The task: Scan the listing below and copy every line holding "name".

** START OF Dataset records **

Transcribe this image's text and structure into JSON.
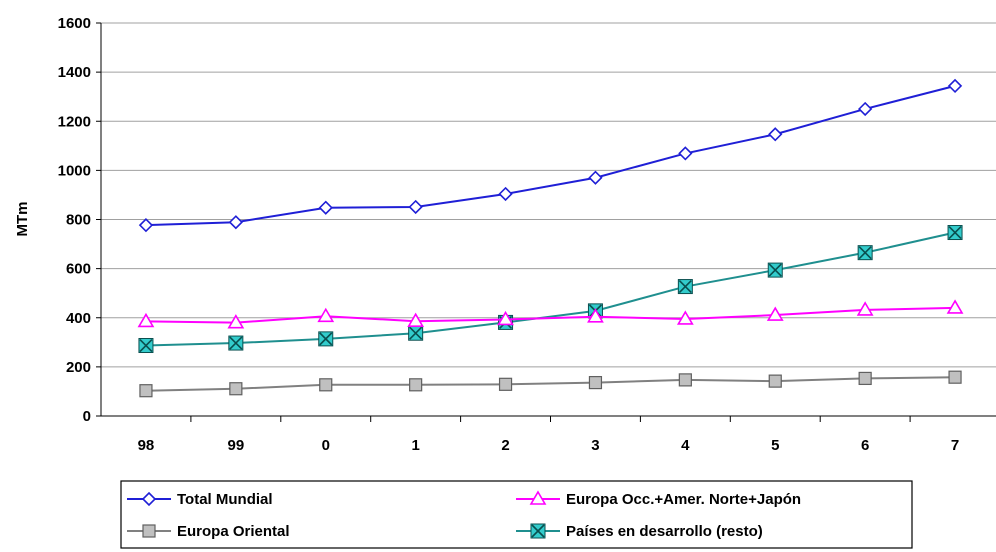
{
  "chart_data": {
    "type": "line",
    "categories": [
      "98",
      "99",
      "0",
      "1",
      "2",
      "3",
      "4",
      "5",
      "6",
      "7"
    ],
    "ylabel": "MTm",
    "xlabel": "",
    "ylim": [
      0,
      1600
    ],
    "yticks": [
      0,
      200,
      400,
      600,
      800,
      1000,
      1200,
      1400,
      1600
    ],
    "grid": "horizontal",
    "legend_position": "bottom",
    "series": [
      {
        "name": "Total Mundial",
        "color": "#1f1fd6",
        "marker": "diamond",
        "values": [
          777,
          789,
          848,
          851,
          904,
          970,
          1069,
          1147,
          1250,
          1344
        ]
      },
      {
        "name": "Europa Occ.+Amer. Norte+Japón",
        "color": "#ff00ff",
        "marker": "triangle",
        "values": [
          385,
          380,
          406,
          386,
          393,
          404,
          395,
          411,
          432,
          440
        ]
      },
      {
        "name": "Europa Oriental",
        "color": "#808080",
        "marker": "square",
        "values": [
          103,
          111,
          127,
          127,
          129,
          136,
          147,
          142,
          153,
          158
        ]
      },
      {
        "name": "Países en desarrollo (resto)",
        "color": "#1f8f8f",
        "marker_fill": "#33cccc",
        "marker": "x-square",
        "values": [
          287,
          297,
          314,
          337,
          381,
          428,
          527,
          594,
          665,
          747
        ]
      }
    ]
  }
}
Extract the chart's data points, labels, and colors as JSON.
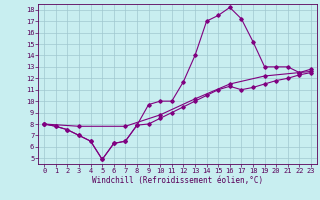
{
  "bg_color": "#c8eef0",
  "line_color": "#800080",
  "grid_color": "#a0c8d0",
  "spine_color": "#5a005a",
  "tick_color": "#5a005a",
  "xlabel": "Windchill (Refroidissement éolien,°C)",
  "xlim": [
    -0.5,
    23.5
  ],
  "ylim": [
    4.5,
    18.5
  ],
  "xticks": [
    0,
    1,
    2,
    3,
    4,
    5,
    6,
    7,
    8,
    9,
    10,
    11,
    12,
    13,
    14,
    15,
    16,
    17,
    18,
    19,
    20,
    21,
    22,
    23
  ],
  "yticks": [
    5,
    6,
    7,
    8,
    9,
    10,
    11,
    12,
    13,
    14,
    15,
    16,
    17,
    18
  ],
  "line1_x": [
    0,
    1,
    2,
    3,
    4,
    5,
    6,
    7,
    8,
    9,
    10,
    11,
    12,
    13,
    14,
    15,
    16,
    17,
    18,
    19,
    20,
    21,
    22,
    23
  ],
  "line1_y": [
    8.0,
    7.8,
    7.5,
    7.0,
    6.5,
    4.9,
    6.3,
    6.5,
    7.9,
    9.7,
    10.0,
    10.0,
    11.7,
    14.0,
    17.0,
    17.5,
    18.2,
    17.2,
    15.2,
    13.0,
    13.0,
    13.0,
    12.5,
    12.8
  ],
  "line2_x": [
    0,
    1,
    2,
    3,
    4,
    5,
    6,
    7,
    8,
    9,
    10,
    11,
    12,
    13,
    14,
    15,
    16,
    17,
    18,
    19,
    20,
    21,
    22,
    23
  ],
  "line2_y": [
    8.0,
    7.8,
    7.5,
    7.0,
    6.5,
    4.9,
    6.3,
    6.5,
    7.9,
    8.0,
    8.5,
    9.0,
    9.5,
    10.0,
    10.5,
    11.0,
    11.3,
    11.0,
    11.2,
    11.5,
    11.8,
    12.0,
    12.3,
    12.5
  ],
  "line3_x": [
    0,
    3,
    7,
    10,
    13,
    16,
    19,
    22,
    23
  ],
  "line3_y": [
    8.0,
    7.8,
    7.8,
    8.8,
    10.2,
    11.5,
    12.2,
    12.5,
    12.6
  ],
  "tick_fontsize": 5,
  "xlabel_fontsize": 5.5
}
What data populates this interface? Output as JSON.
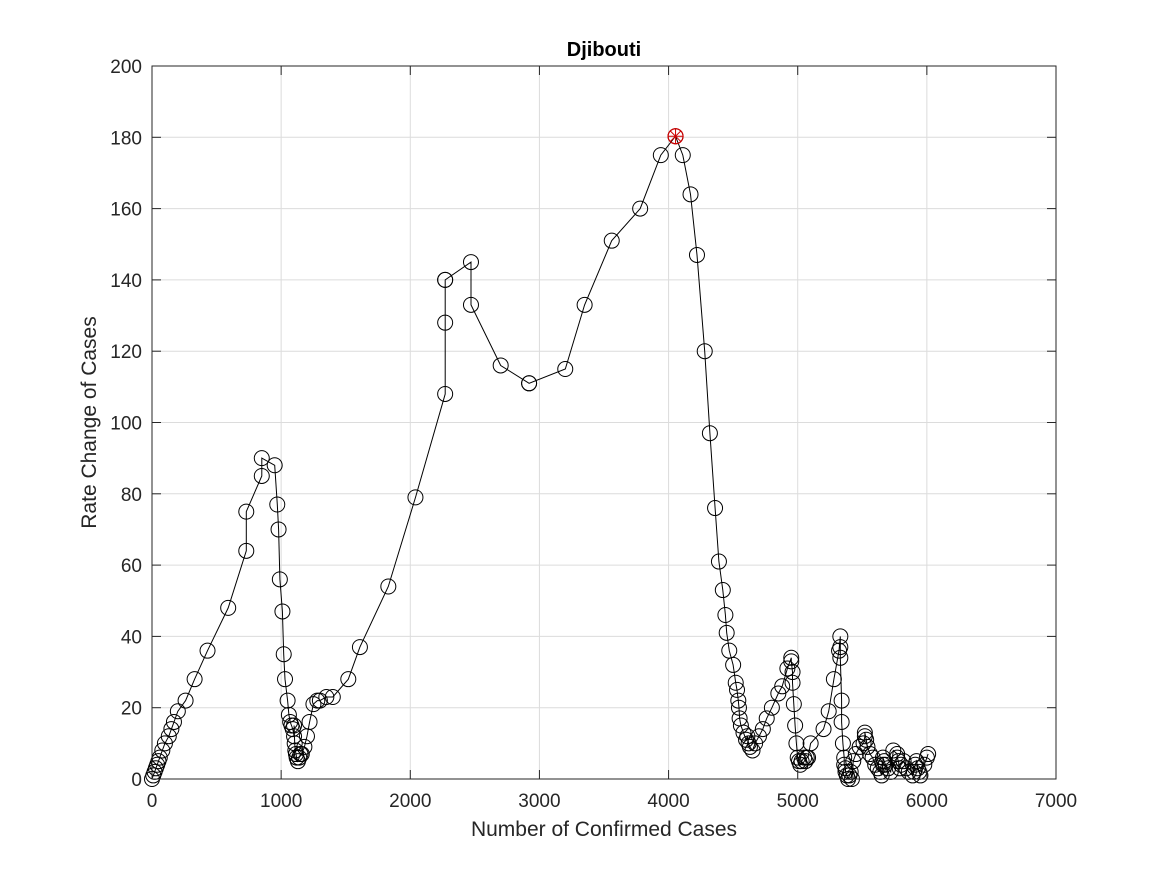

** END OF Dataset records **

Exercise answer:
        "name": "Total Mundial",
        "name": "Europa Occ.+Amer. Norte+Japón",
        "name": "Europa Oriental",
        "name": "Países en desarrollo (resto)",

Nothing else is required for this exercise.